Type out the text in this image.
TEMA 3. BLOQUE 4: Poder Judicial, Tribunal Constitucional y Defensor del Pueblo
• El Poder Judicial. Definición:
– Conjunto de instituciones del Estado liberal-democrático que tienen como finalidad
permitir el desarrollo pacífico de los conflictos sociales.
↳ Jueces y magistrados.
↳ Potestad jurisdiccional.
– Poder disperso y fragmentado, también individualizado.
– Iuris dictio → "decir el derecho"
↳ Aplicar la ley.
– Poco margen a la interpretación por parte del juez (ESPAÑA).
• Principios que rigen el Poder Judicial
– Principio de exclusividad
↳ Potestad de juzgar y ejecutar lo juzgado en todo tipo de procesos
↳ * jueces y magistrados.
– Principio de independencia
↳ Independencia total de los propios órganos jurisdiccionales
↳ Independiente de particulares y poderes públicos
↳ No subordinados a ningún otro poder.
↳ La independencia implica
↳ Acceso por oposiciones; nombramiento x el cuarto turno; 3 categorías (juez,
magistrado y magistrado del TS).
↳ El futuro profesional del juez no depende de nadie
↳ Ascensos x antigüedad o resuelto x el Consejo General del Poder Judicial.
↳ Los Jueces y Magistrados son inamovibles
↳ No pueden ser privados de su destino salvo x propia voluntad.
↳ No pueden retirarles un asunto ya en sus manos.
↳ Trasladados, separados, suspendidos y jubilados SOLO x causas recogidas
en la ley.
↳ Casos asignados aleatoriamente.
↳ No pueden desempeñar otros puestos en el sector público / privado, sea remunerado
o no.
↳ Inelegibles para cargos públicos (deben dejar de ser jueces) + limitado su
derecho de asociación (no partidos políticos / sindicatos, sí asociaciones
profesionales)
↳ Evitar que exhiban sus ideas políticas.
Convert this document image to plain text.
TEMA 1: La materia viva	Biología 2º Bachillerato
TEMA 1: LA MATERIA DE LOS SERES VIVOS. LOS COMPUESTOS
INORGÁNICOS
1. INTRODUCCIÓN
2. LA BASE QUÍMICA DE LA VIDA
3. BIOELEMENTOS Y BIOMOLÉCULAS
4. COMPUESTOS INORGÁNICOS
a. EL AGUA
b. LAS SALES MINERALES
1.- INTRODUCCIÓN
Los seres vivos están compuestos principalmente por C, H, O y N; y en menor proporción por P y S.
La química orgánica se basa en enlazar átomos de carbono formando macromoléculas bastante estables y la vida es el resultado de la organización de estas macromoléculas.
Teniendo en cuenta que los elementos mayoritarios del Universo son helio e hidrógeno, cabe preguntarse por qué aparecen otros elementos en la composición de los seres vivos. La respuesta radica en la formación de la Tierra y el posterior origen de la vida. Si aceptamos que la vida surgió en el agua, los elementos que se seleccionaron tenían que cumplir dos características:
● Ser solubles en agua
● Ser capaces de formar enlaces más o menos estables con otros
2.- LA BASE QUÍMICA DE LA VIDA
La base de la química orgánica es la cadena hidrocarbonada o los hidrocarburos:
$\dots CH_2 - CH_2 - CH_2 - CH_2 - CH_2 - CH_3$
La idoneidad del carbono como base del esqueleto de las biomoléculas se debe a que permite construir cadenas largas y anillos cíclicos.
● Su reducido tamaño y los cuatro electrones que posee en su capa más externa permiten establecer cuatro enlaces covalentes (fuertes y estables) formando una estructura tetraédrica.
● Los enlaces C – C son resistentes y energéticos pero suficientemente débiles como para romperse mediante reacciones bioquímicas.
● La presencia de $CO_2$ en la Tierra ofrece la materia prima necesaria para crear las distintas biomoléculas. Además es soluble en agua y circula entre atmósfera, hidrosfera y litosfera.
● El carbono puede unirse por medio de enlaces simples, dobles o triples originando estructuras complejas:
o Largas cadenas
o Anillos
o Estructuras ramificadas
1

□ □ □ □ □

Written problem » Transcribe the whole listing exactly.

Result for this task »
Type out the text in this image.
TEMA 3. BLOQUE 4: Poder Judicial, Tribunal Constitucional y Defensor del Pueblo
• El Poder Judicial. Definición:
– Conjunto de instituciones del Estado liberal-democrático que tienen como finalidad
permitir el desarrollo pacífico de los conflictos sociales.
↳ Jueces y magistrados.
↳ Potestad jurisdiccional.
– Poder disperso y fragmentado, también individualizado.
– Iuris dictio → "decir el derecho"
↳ Aplicar la ley.
– Poco margen a la interpretación por parte del juez (ESPAÑA).
• Principios que rigen el Poder Judicial
– Principio de exclusividad
↳ Potestad de juzgar y ejecutar lo juzgado en todo tipo de procesos
↳ * jueces y magistrados.
– Principio de independencia
↳ Independencia total de los propios órganos jurisdiccionales
↳ Independiente de particulares y poderes públicos
↳ No subordinados a ningún otro poder.
↳ La independencia implica
↳ Acceso por oposiciones; nombramiento x el cuarto turno; 3 categorías (juez,
magistrado y magistrado del TS).
↳ El futuro profesional del juez no depende de nadie
↳ Ascensos x antigüedad o resuelto x el Consejo General del Poder Judicial.
↳ Los Jueces y Magistrados son inamovibles
↳ No pueden ser privados de su destino salvo x propia voluntad.
↳ No pueden retirarles un asunto ya en sus manos.
↳ Trasladados, separados, suspendidos y jubilados SOLO x causas recogidas
en la ley.
↳ Casos asignados aleatoriamente.
↳ No pueden desempeñar otros puestos en el sector público / privado, sea remunerado
o no.
↳ Inelegibles para cargos públicos (deben dejar de ser jueces) + limitado su
derecho de asociación (no partidos políticos / sindicatos, sí asociaciones
profesionales)
↳ Evitar que exhiban sus ideas políticas.
Convert this document image to plain text.
TEMA 1: La materia viva	Biología 2º Bachillerato
TEMA 1: LA MATERIA DE LOS SERES VIVOS. LOS COMPUESTOS
INORGÁNICOS
1. INTRODUCCIÓN
2. LA BASE QUÍMICA DE LA VIDA
3. BIOELEMENTOS Y BIOMOLÉCULAS
4. COMPUESTOS INORGÁNICOS
a. EL AGUA
b. LAS SALES MINERALES
1.- INTRODUCCIÓN
Los seres vivos están compuestos principalmente por C, H, O y N; y en menor proporción por P y S.
La química orgánica se basa en enlazar átomos de carbono formando macromoléculas bastante estables y la vida es el resultado de la organización de estas macromoléculas.
Teniendo en cuenta que los elementos mayoritarios del Universo son helio e hidrógeno, cabe preguntarse por qué aparecen otros elementos en la composición de los seres vivos. La respuesta radica en la formación de la Tierra y el posterior origen de la vida. Si aceptamos que la vida surgió en el agua, los elementos que se seleccionaron tenían que cumplir dos características:
● Ser solubles en agua
● Ser capaces de formar enlaces más o menos estables con otros
2.- LA BASE QUÍMICA DE LA VIDA
La base de la química orgánica es la cadena hidrocarbonada o los hidrocarburos:
$\dots CH_2 - CH_2 - CH_2 - CH_2 - CH_2 - CH_3$
La idoneidad del carbono como base del esqueleto de las biomoléculas se debe a que permite construir cadenas largas y anillos cíclicos.
● Su reducido tamaño y los cuatro electrones que posee en su capa más externa permiten establecer cuatro enlaces covalentes (fuertes y estables) formando una estructura tetraédrica.
● Los enlaces C – C son resistentes y energéticos pero suficientemente débiles como para romperse mediante reacciones bioquímicas.
● La presencia de $CO_2$ en la Tierra ofrece la materia prima necesaria para crear las distintas biomoléculas. Además es soluble en agua y circula entre atmósfera, hidrosfera y litosfera.
● El carbono puede unirse por medio de enlaces simples, dobles o triples originando estructuras complejas:
o Largas cadenas
o Anillos
o Estructuras ramificadas
1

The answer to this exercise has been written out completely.